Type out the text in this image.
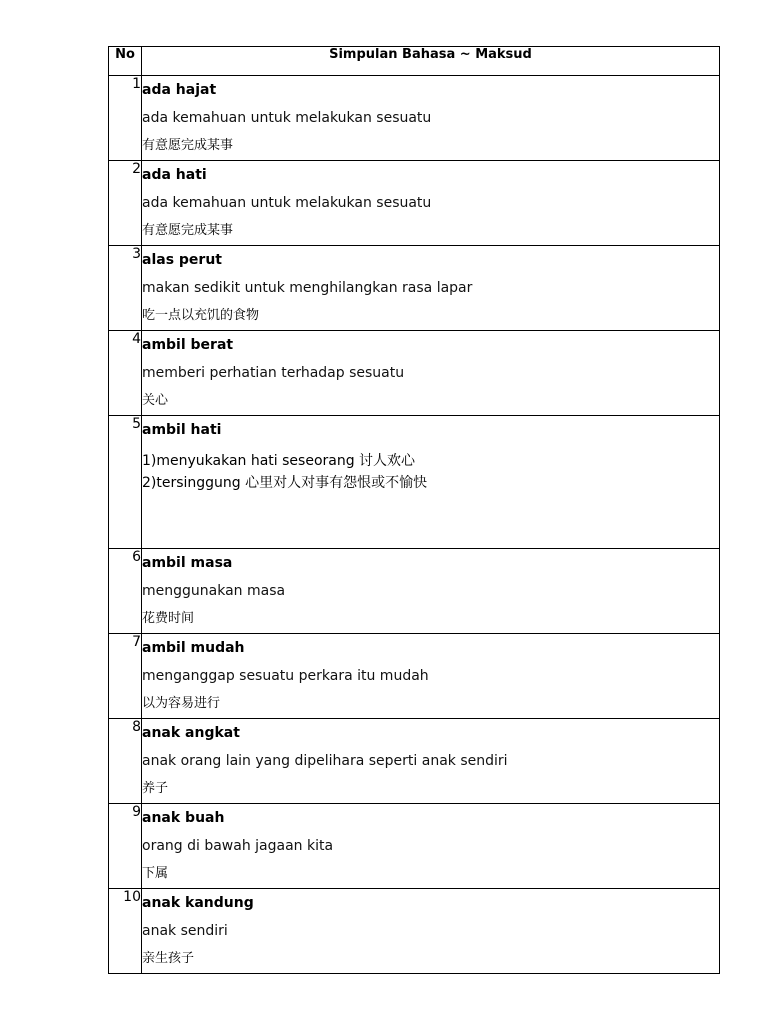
No	Simpulan Bahasa ~ Maksud
1	ada hajat
ada kemahuan untuk melakukan sesuatu
有意愿完成某事

2	ada hati
ada kemahuan untuk melakukan sesuatu
有意愿完成某事

3	alas perut
makan sedikit untuk menghilangkan rasa lapar
吃一点以充饥的食物

4	ambil berat
memberi perhatian terhadap sesuatu
关心

5	ambil hati
1)menyukakan hati seseorang 讨人欢心
2)tersinggung 心里对人对事有怨恨或不愉快

6	ambil masa
menggunakan masa
花费时间

7	ambil mudah
menganggap sesuatu perkara itu mudah
以为容易进行

8	anak angkat
anak orang lain yang dipelihara seperti anak sendiri
养子

9	anak buah
orang di bawah jagaan kita
下属

10	anak kandung
anak sendiri
亲生孩子
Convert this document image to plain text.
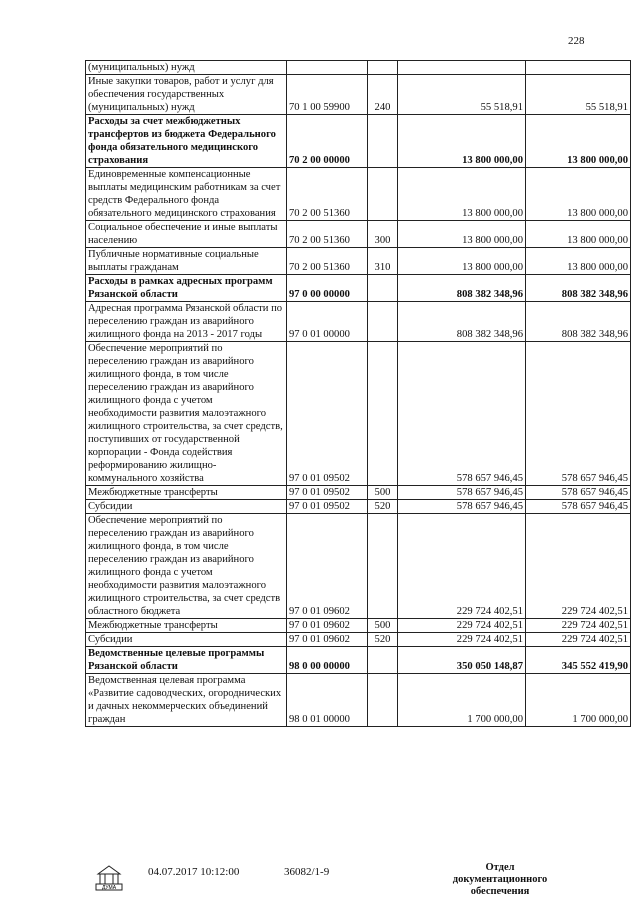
228
(муниципальных) нужд				
Иные закупки товаров, работ и услуг для обеспечения государственных (муниципальных) нужд	70 1 00 59900	240	55 518,91	55 518,91
Расходы за счет межбюджетных трансфертов из бюджета Федерального фонда обязательного медицинского страхования	70 2 00 00000		13 800 000,00	13 800 000,00
Единовременные компенсационные выплаты медицинским работникам за счет средств Федерального фонда обязательного медицинского страхования	70 2 00 51360		13 800 000,00	13 800 000,00
Социальное обеспечение и иные выплаты населению	70 2 00 51360	300	13 800 000,00	13 800 000,00
Публичные нормативные социальные выплаты гражданам	70 2 00 51360	310	13 800 000,00	13 800 000,00
Расходы в рамках адресных программ Рязанской области	97 0 00 00000		808 382 348,96	808 382 348,96
Адресная программа Рязанской области по переселению граждан из аварийного жилищного фонда на 2013 - 2017 годы	97 0 01 00000		808 382 348,96	808 382 348,96
Обеспечение мероприятий по переселению граждан из аварийного жилищного фонда, в том числе переселению граждан из аварийного жилищного фонда с учетом необходимости развития малоэтажного жилищного строительства, за счет средств, поступивших от государственной корпорации - Фонда содействия реформированию жилищно-коммунального хозяйства	97 0 01 09502		578 657 946,45	578 657 946,45
Межбюджетные трансферты	97 0 01 09502	500	578 657 946,45	578 657 946,45
Субсидии	97 0 01 09502	520	578 657 946,45	578 657 946,45
Обеспечение мероприятий по переселению граждан из аварийного жилищного фонда, в том числе переселению граждан из аварийного жилищного фонда с учетом необходимости развития малоэтажного жилищного строительства, за счет средств областного бюджета	97 0 01 09602		229 724 402,51	229 724 402,51
Межбюджетные трансферты	97 0 01 09602	500	229 724 402,51	229 724 402,51
Субсидии	97 0 01 09602	520	229 724 402,51	229 724 402,51
Ведомственные целевые программы Рязанской области	98 0 00 00000		350 050 148,87	345 552 419,90
Ведомственная целевая программа «Развитие садоводческих, огороднических и дачных некоммерческих объединений граждан	98 0 01 00000		1 700 000,00	1 700 000,00
ДУМА
04.07.2017 10:12:00	36082/1-9	Отдел документационного обеспечения
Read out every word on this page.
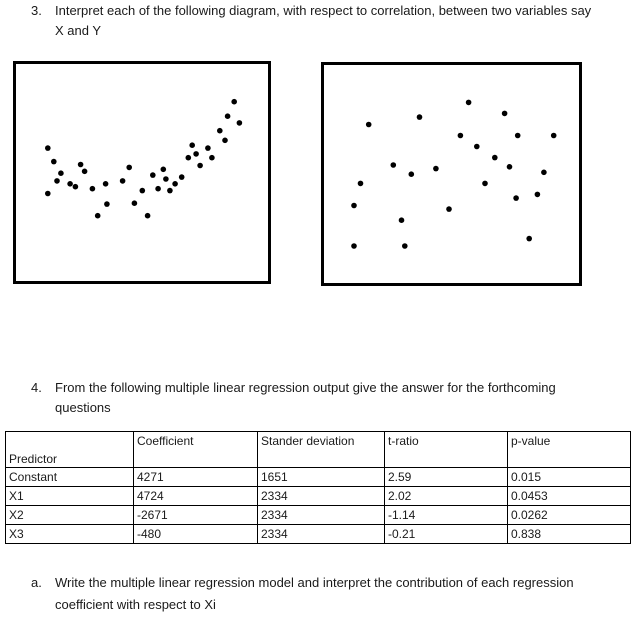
3. Interpret each of the following diagram, with respect to correlation, between two variables say
X and Y
4. From the following multiple linear regression output give the answer for the forthcoming
questions
Predictor	Coefficient	Stander deviation	t-ratio	p-value
Constant	4271	1651	2.59	0.015
X1	4724	2334	2.02	0.0453
X2	-2671	2334	-1.14	0.0262
X3	-480	2334	-0.21	0.838
a. Write the multiple linear regression model and interpret the contribution of each regression
coefficient with respect to Xi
· · · · · · ·
• [EXERCISE REQUIREMENTS]: Keep the pictures out of the copy and return the rest of the data above exactly.

• [RESULT FOR THIS TASK]:
Type out the text in this image.
No	Simpulan Bahasa ~ Maksud
1	ada hajat
ada kemahuan untuk melakukan sesuatu
有意愿完成某事

2	ada hati
ada kemahuan untuk melakukan sesuatu
有意愿完成某事

3	alas perut
makan sedikit untuk menghilangkan rasa lapar
吃一点以充饥的食物

4	ambil berat
memberi perhatian terhadap sesuatu
关心

5	ambil hati
1)menyukakan hati seseorang 讨人欢心
2)tersinggung 心里对人对事有怨恨或不愉快

6	ambil masa
menggunakan masa
花费时间

7	ambil mudah
menganggap sesuatu perkara itu mudah
以为容易进行

8	anak angkat
anak orang lain yang dipelihara seperti anak sendiri
养子

9	anak buah
orang di bawah jagaan kita
下属

10	anak kandung
anak sendiri
亲生孩子
Convert this document image to plain text.
228
(муниципальных) нужд				
Иные закупки товаров, работ и услуг для обеспечения государственных (муниципальных) нужд	70 1 00 59900	240	55 518,91	55 518,91
Расходы за счет межбюджетных трансфертов из бюджета Федерального фонда обязательного медицинского страхования	70 2 00 00000		13 800 000,00	13 800 000,00
Единовременные компенсационные выплаты медицинским работникам за счет средств Федерального фонда обязательного медицинского страхования	70 2 00 51360		13 800 000,00	13 800 000,00
Социальное обеспечение и иные выплаты населению	70 2 00 51360	300	13 800 000,00	13 800 000,00
Публичные нормативные социальные выплаты гражданам	70 2 00 51360	310	13 800 000,00	13 800 000,00
Расходы в рамках адресных программ Рязанской области	97 0 00 00000		808 382 348,96	808 382 348,96
Адресная программа Рязанской области по переселению граждан из аварийного жилищного фонда на 2013 - 2017 годы	97 0 01 00000		808 382 348,96	808 382 348,96
Обеспечение мероприятий по переселению граждан из аварийного жилищного фонда, в том числе переселению граждан из аварийного жилищного фонда с учетом необходимости развития малоэтажного жилищного строительства, за счет средств, поступивших от государственной корпорации - Фонда содействия реформированию жилищно-коммунального хозяйства	97 0 01 09502		578 657 946,45	578 657 946,45
Межбюджетные трансферты	97 0 01 09502	500	578 657 946,45	578 657 946,45
Субсидии	97 0 01 09502	520	578 657 946,45	578 657 946,45
Обеспечение мероприятий по переселению граждан из аварийного жилищного фонда, в том числе переселению граждан из аварийного жилищного фонда с учетом необходимости развития малоэтажного жилищного строительства, за счет средств областного бюджета	97 0 01 09602		229 724 402,51	229 724 402,51
Межбюджетные трансферты	97 0 01 09602	500	229 724 402,51	229 724 402,51
Субсидии	97 0 01 09602	520	229 724 402,51	229 724 402,51
Ведомственные целевые программы Рязанской области	98 0 00 00000		350 050 148,87	345 552 419,90
Ведомственная целевая программа «Развитие садоводческих, огороднических и дачных некоммерческих объединений граждан	98 0 01 00000		1 700 000,00	1 700 000,00
ДУМА
04.07.2017 10:12:00	36082/1-9	Отдел документационного обеспечения
Read out every word on this page.
3. Interpret each of the following diagram, with respect to correlation, between two variables say
X and Y
4. From the following multiple linear regression output give the answer for the forthcoming
questions
Predictor	Coefficient	Stander deviation	t-ratio	p-value
Constant	4271	1651	2.59	0.015
X1	4724	2334	2.02	0.0453
X2	-2671	2334	-1.14	0.0262
X3	-480	2334	-0.21	0.838
a. Write the multiple linear regression model and interpret the contribution of each regression
coefficient with respect to Xi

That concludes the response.